§ Task description
Give the records back in full, exactly as they read.

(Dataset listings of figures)
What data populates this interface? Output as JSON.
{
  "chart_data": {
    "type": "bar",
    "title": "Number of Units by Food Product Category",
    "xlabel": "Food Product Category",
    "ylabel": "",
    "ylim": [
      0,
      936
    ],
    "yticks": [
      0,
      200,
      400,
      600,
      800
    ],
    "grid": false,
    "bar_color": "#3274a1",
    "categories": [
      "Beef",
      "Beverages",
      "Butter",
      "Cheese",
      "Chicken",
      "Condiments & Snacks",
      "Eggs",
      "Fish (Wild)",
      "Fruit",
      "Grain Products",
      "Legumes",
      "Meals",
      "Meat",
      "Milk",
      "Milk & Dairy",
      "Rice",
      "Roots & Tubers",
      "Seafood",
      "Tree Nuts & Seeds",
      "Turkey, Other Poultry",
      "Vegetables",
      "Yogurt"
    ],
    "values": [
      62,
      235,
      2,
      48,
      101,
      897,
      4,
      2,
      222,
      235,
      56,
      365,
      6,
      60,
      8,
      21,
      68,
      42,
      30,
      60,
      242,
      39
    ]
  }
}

§ The output
What data populates this interface? Output as JSON.
{
  "chart_data": {
    "type": "bar",
    "title": "Number of Units by Food Product Category",
    "xlabel": "Food Product Category",
    "ylabel": "",
    "ylim": [
      0,
      936
    ],
    "yticks": [
      0,
      200,
      400,
      600,
      800
    ],
    "grid": false,
    "bar_color": "#3274a1",
    "categories": [
      "Beef",
      "Beverages",
      "Butter",
      "Cheese",
      "Chicken",
      "Condiments & Snacks",
      "Eggs",
      "Fish (Wild)",
      "Fruit",
      "Grain Products",
      "Legumes",
      "Meals",
      "Meat",
      "Milk",
      "Milk & Dairy",
      "Rice",
      "Roots & Tubers",
      "Seafood",
      "Tree Nuts & Seeds",
      "Turkey, Other Poultry",
      "Vegetables",
      "Yogurt"
    ],
    "values": [
      62,
      235,
      2,
      48,
      101,
      897,
      4,
      2,
      222,
      235,
      56,
      365,
      6,
      60,
      8,
      21,
      68,
      42,
      30,
      60,
      242,
      39
    ]
  }
}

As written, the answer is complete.